### What this task involves
Write out the full listing exactly as given, minus the images.

:: Material provided ::

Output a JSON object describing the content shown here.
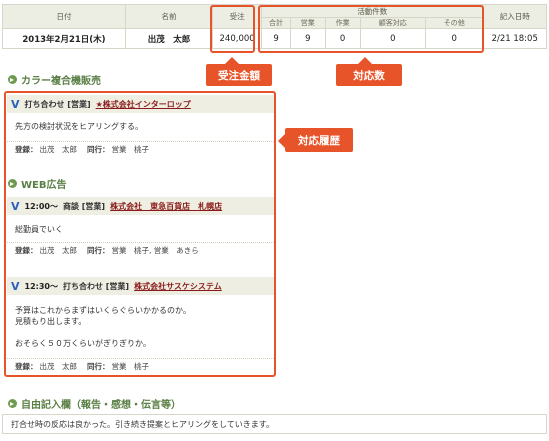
{
  "summary": {
    "headers": {
      "date": "日付",
      "name": "名前",
      "orders": "受注",
      "activity_group": "活動件数",
      "recorded": "記入日時"
    },
    "activity_sub": [
      "合計",
      "営業",
      "作業",
      "顧客対応",
      "その他"
    ],
    "row": {
      "date": "2013年2月21日(木)",
      "name": "出茂　太郎",
      "orders": "240,000",
      "activity": [
        "9",
        "9",
        "0",
        "0",
        "0"
      ],
      "recorded": "2/21 18:05"
    }
  },
  "callouts": {
    "orders_amount": "受注金額",
    "count": "対応数",
    "history": "対応履歴"
  },
  "sections": [
    {
      "title": "カラー複合機販売",
      "entries": [
        {
          "time": "",
          "kind": "打ち合わせ [営業]",
          "company": "★株式会社インターロップ",
          "body": [
            "先方の検討状況をヒアリングする。"
          ],
          "reg_label": "登録：",
          "reg": "出茂　太郎",
          "with_label": "同行：",
          "with": "営業　桃子"
        }
      ]
    },
    {
      "title": "WEB広告",
      "entries": [
        {
          "time": "12:00～",
          "kind": "商談 [営業]",
          "company": "株式会社　東急百貨店　札幌店",
          "body": [
            "総勤員でいく"
          ],
          "reg_label": "登録：",
          "reg": "出茂　太郎",
          "with_label": "同行：",
          "with": "営業　桃子, 営業　あきら"
        },
        {
          "time": "12:30～",
          "kind": "打ち合わせ [営業]",
          "company": "株式会社サスケシステム",
          "body": [
            "予算はこれからまずはいくらぐらいかかるのか。",
            "見積もり出します。",
            "",
            "おそらく５０万くらいがぎりぎりか。"
          ],
          "reg_label": "登録：",
          "reg": "出茂　太郎",
          "with_label": "同行：",
          "with": "営業　桃子"
        }
      ]
    }
  ],
  "free": {
    "title": "自由記入欄（報告・感想・伝言等）",
    "text": "打合せ時の反応は良かった。引き続き提案とヒアリングをしていきます。"
  },
  "colors": {
    "accent": "#e8542a",
    "section_green": "#5a7f45",
    "link": "#8a1a1a",
    "header_bg": "#ecede3"
  }
}
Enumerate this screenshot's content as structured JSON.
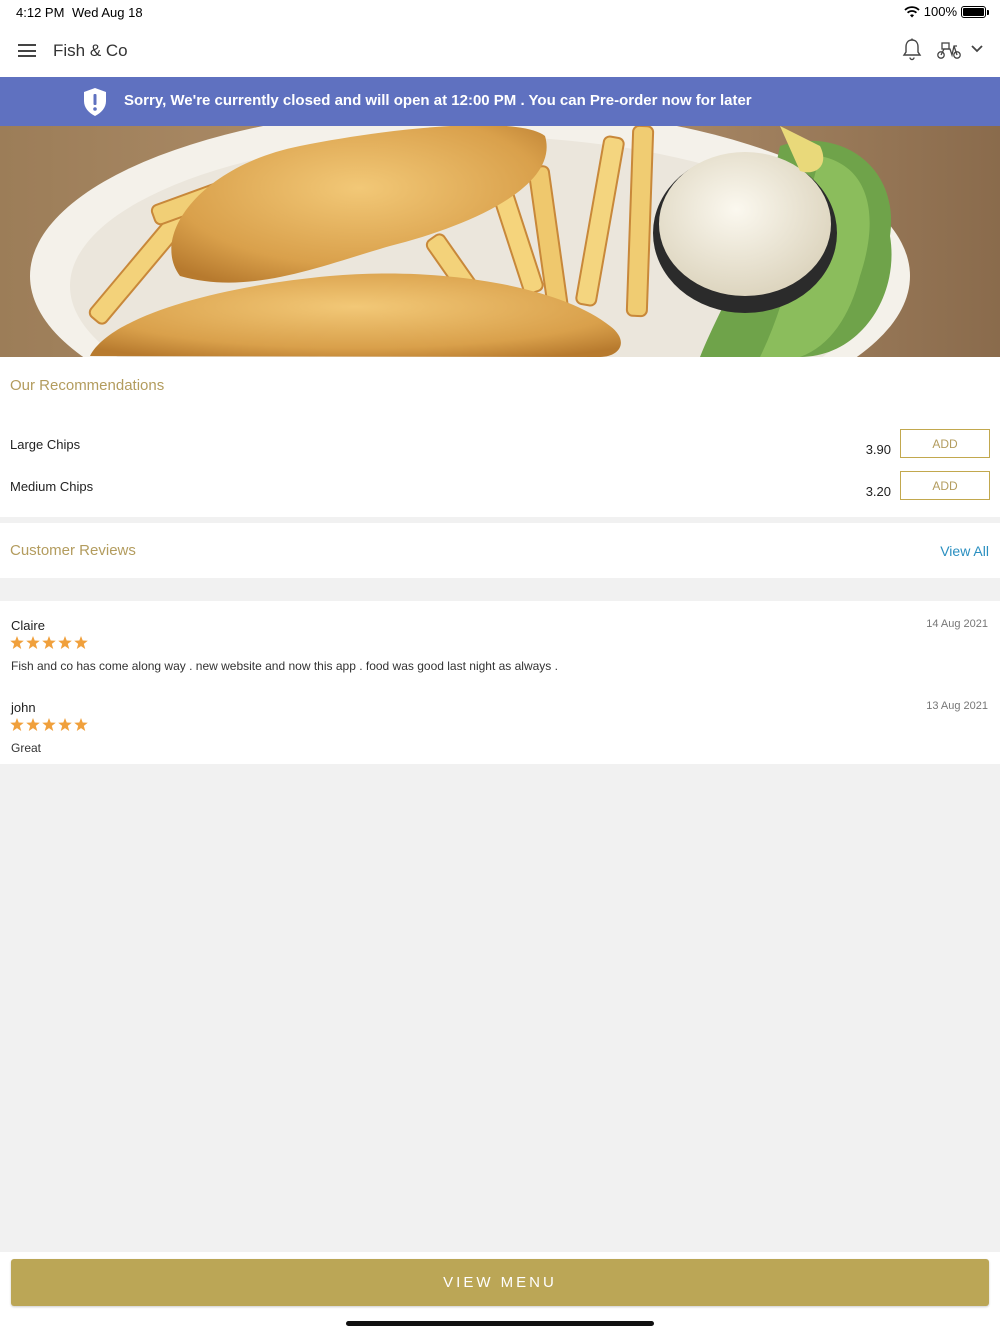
{
  "status_bar": {
    "time": "4:12 PM",
    "date": "Wed Aug 18",
    "battery": "100%"
  },
  "header": {
    "title": "Fish & Co",
    "icons": [
      "menu-icon",
      "bell-icon",
      "scooter-icon",
      "chevron-down-icon"
    ]
  },
  "banner": {
    "message": "Sorry, We're currently closed and will open at 12:00 PM . You can Pre-order now for later",
    "icon": "shield-alert-icon",
    "color": "#5f71c0"
  },
  "recommendations": {
    "title": "Our Recommendations",
    "items": [
      {
        "name": "Large Chips",
        "price": "3.90",
        "action": "ADD"
      },
      {
        "name": "Medium Chips",
        "price": "3.20",
        "action": "ADD"
      }
    ]
  },
  "reviews": {
    "title": "Customer Reviews",
    "view_all": "View All",
    "items": [
      {
        "author": "Claire",
        "date": "14 Aug 2021",
        "rating": 5,
        "text": "Fish and co has come along way . new website and now this app . food was good last night as always ."
      },
      {
        "author": "john",
        "date": "13 Aug 2021",
        "rating": 5,
        "text": "Great"
      }
    ]
  },
  "footer": {
    "button": "VIEW MENU"
  },
  "colors": {
    "accent": "#bba656",
    "heading": "#b39c5e",
    "link": "#2a8fc0",
    "star": "#f0a03c"
  }
}
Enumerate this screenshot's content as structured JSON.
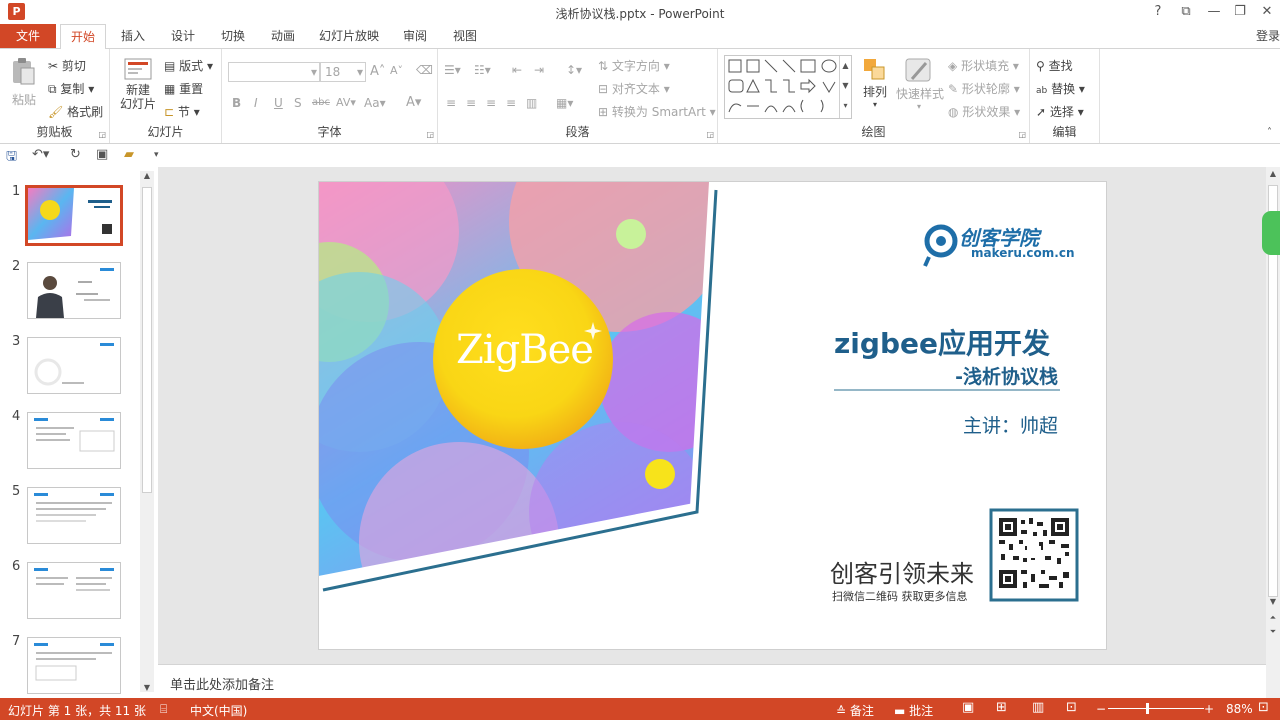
{
  "window": {
    "title": "浅析协议栈.pptx - PowerPoint",
    "app_icon": "P",
    "controls": [
      "?",
      "⧉",
      "—",
      "❐",
      "✕"
    ]
  },
  "tabs": [
    {
      "label": "文件"
    },
    {
      "label": "开始"
    },
    {
      "label": "插入"
    },
    {
      "label": "设计"
    },
    {
      "label": "切换"
    },
    {
      "label": "动画"
    },
    {
      "label": "幻灯片放映"
    },
    {
      "label": "审阅"
    },
    {
      "label": "视图"
    }
  ],
  "account": {
    "login": "登录"
  },
  "ribbon": {
    "clipboard": {
      "label": "剪贴板",
      "paste": "粘贴",
      "cut": "剪切",
      "copy": "复制",
      "format_painter": "格式刷"
    },
    "slides": {
      "label": "幻灯片",
      "new_slide_line1": "新建",
      "new_slide_line2": "幻灯片",
      "layout": "版式",
      "reset": "重置",
      "section": "节"
    },
    "font": {
      "label": "字体",
      "size": "18",
      "bold": "B",
      "italic": "I",
      "underline": "U",
      "shadow": "S",
      "strike": "abc",
      "spacing": "AV",
      "case": "Aa",
      "color": "A",
      "grow": "A",
      "shrink": "A"
    },
    "paragraph": {
      "label": "段落",
      "text_direction": "文字方向",
      "align_text": "对齐文本",
      "smartart": "转换为 SmartArt"
    },
    "drawing": {
      "label": "绘图",
      "arrange": "排列",
      "quick_styles": "快速样式",
      "shape_fill": "形状填充",
      "shape_outline": "形状轮廓",
      "shape_effects": "形状效果"
    },
    "editing": {
      "label": "编辑",
      "find": "查找",
      "replace": "替换",
      "select": "选择"
    }
  },
  "slides_pane": {
    "numbers": [
      "1",
      "2",
      "3",
      "4",
      "5",
      "6",
      "7"
    ],
    "selected": 1
  },
  "slide": {
    "logo_text": "创客学院",
    "logo_url": "makeru.com.cn",
    "zigbee_text": "ZigBee",
    "title": "zigbee应用开发",
    "subtitle": "-浅析协议栈",
    "presenter": "主讲：帅超",
    "slogan": "创客引领未来",
    "qr_caption": "扫微信二维码  获取更多信息"
  },
  "notes": {
    "placeholder": "单击此处添加备注"
  },
  "status": {
    "slide_info": "幻灯片 第 1 张，共 11 张",
    "language": "中文(中国)",
    "notes_btn": "备注",
    "comments_btn": "批注",
    "zoom": "88%"
  },
  "colors": {
    "accent": "#d24726",
    "slide_title": "#1f5f8b",
    "frame_line": "#2b6f8f"
  }
}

:::

### Finished exercise
Output a JSON object describing the content shown here.
{
  "summary": {
    "headers": {
      "date": "日付",
      "name": "名前",
      "orders": "受注",
      "activity_group": "活動件数",
      "recorded": "記入日時"
    },
    "activity_sub": [
      "合計",
      "営業",
      "作業",
      "顧客対応",
      "その他"
    ],
    "row": {
      "date": "2013年2月21日(木)",
      "name": "出茂　太郎",
      "orders": "240,000",
      "activity": [
        "9",
        "9",
        "0",
        "0",
        "0"
      ],
      "recorded": "2/21 18:05"
    }
  },
  "callouts": {
    "orders_amount": "受注金額",
    "count": "対応数",
    "history": "対応履歴"
  },
  "sections": [
    {
      "title": "カラー複合機販売",
      "entries": [
        {
          "time": "",
          "kind": "打ち合わせ [営業]",
          "company": "★株式会社インターロップ",
          "body": [
            "先方の検討状況をヒアリングする。"
          ],
          "reg_label": "登録：",
          "reg": "出茂　太郎",
          "with_label": "同行：",
          "with": "営業　桃子"
        }
      ]
    },
    {
      "title": "WEB広告",
      "entries": [
        {
          "time": "12:00～",
          "kind": "商談 [営業]",
          "company": "株式会社　東急百貨店　札幌店",
          "body": [
            "総勤員でいく"
          ],
          "reg_label": "登録：",
          "reg": "出茂　太郎",
          "with_label": "同行：",
          "with": "営業　桃子, 営業　あきら"
        },
        {
          "time": "12:30～",
          "kind": "打ち合わせ [営業]",
          "company": "株式会社サスケシステム",
          "body": [
            "予算はこれからまずはいくらぐらいかかるのか。",
            "見積もり出します。",
            "",
            "おそらく５０万くらいがぎりぎりか。"
          ],
          "reg_label": "登録：",
          "reg": "出茂　太郎",
          "with_label": "同行：",
          "with": "営業　桃子"
        }
      ]
    }
  ],
  "free": {
    "title": "自由記入欄（報告・感想・伝言等）",
    "text": "打合せ時の反応は良かった。引き続き提案とヒアリングをしていきます。"
  },
  "colors": {
    "accent": "#e8542a",
    "section_green": "#5a7f45",
    "link": "#8a1a1a",
    "header_bg": "#ecede3"
  }
}
Enumerate this screenshot's content as structured JSON.
{
  "status_bar": {
    "time": "4:12 PM",
    "date": "Wed Aug 18",
    "battery": "100%"
  },
  "header": {
    "title": "Fish & Co",
    "icons": [
      "menu-icon",
      "bell-icon",
      "scooter-icon",
      "chevron-down-icon"
    ]
  },
  "banner": {
    "message": "Sorry, We're currently closed and will open at 12:00 PM . You can Pre-order now for later",
    "icon": "shield-alert-icon",
    "color": "#5f71c0"
  },
  "recommendations": {
    "title": "Our Recommendations",
    "items": [
      {
        "name": "Large Chips",
        "price": "3.90",
        "action": "ADD"
      },
      {
        "name": "Medium Chips",
        "price": "3.20",
        "action": "ADD"
      }
    ]
  },
  "reviews": {
    "title": "Customer Reviews",
    "view_all": "View All",
    "items": [
      {
        "author": "Claire",
        "date": "14 Aug 2021",
        "rating": 5,
        "text": "Fish and co has come along way . new website and now this app . food was good last night as always ."
      },
      {
        "author": "john",
        "date": "13 Aug 2021",
        "rating": 5,
        "text": "Great"
      }
    ]
  },
  "footer": {
    "button": "VIEW MENU"
  },
  "colors": {
    "accent": "#bba656",
    "heading": "#b39c5e",
    "link": "#2a8fc0",
    "star": "#f0a03c"
  }
}
Enumerate this screenshot's content as structured JSON.
{
  "window": {
    "title": "浅析协议栈.pptx - PowerPoint",
    "app_icon": "P",
    "controls": [
      "?",
      "⧉",
      "—",
      "❐",
      "✕"
    ]
  },
  "tabs": [
    {
      "label": "文件"
    },
    {
      "label": "开始"
    },
    {
      "label": "插入"
    },
    {
      "label": "设计"
    },
    {
      "label": "切换"
    },
    {
      "label": "动画"
    },
    {
      "label": "幻灯片放映"
    },
    {
      "label": "审阅"
    },
    {
      "label": "视图"
    }
  ],
  "account": {
    "login": "登录"
  },
  "ribbon": {
    "clipboard": {
      "label": "剪贴板",
      "paste": "粘贴",
      "cut": "剪切",
      "copy": "复制",
      "format_painter": "格式刷"
    },
    "slides": {
      "label": "幻灯片",
      "new_slide_line1": "新建",
      "new_slide_line2": "幻灯片",
      "layout": "版式",
      "reset": "重置",
      "section": "节"
    },
    "font": {
      "label": "字体",
      "size": "18",
      "bold": "B",
      "italic": "I",
      "underline": "U",
      "shadow": "S",
      "strike": "abc",
      "spacing": "AV",
      "case": "Aa",
      "color": "A",
      "grow": "A",
      "shrink": "A"
    },
    "paragraph": {
      "label": "段落",
      "text_direction": "文字方向",
      "align_text": "对齐文本",
      "smartart": "转换为 SmartArt"
    },
    "drawing": {
      "label": "绘图",
      "arrange": "排列",
      "quick_styles": "快速样式",
      "shape_fill": "形状填充",
      "shape_outline": "形状轮廓",
      "shape_effects": "形状效果"
    },
    "editing": {
      "label": "编辑",
      "find": "查找",
      "replace": "替换",
      "select": "选择"
    }
  },
  "slides_pane": {
    "numbers": [
      "1",
      "2",
      "3",
      "4",
      "5",
      "6",
      "7"
    ],
    "selected": 1
  },
  "slide": {
    "logo_text": "创客学院",
    "logo_url": "makeru.com.cn",
    "zigbee_text": "ZigBee",
    "title": "zigbee应用开发",
    "subtitle": "-浅析协议栈",
    "presenter": "主讲：帅超",
    "slogan": "创客引领未来",
    "qr_caption": "扫微信二维码  获取更多信息"
  },
  "notes": {
    "placeholder": "单击此处添加备注"
  },
  "status": {
    "slide_info": "幻灯片 第 1 张，共 11 张",
    "language": "中文(中国)",
    "notes_btn": "备注",
    "comments_btn": "批注",
    "zoom": "88%"
  },
  "colors": {
    "accent": "#d24726",
    "slide_title": "#1f5f8b",
    "frame_line": "#2b6f8f"
  }
}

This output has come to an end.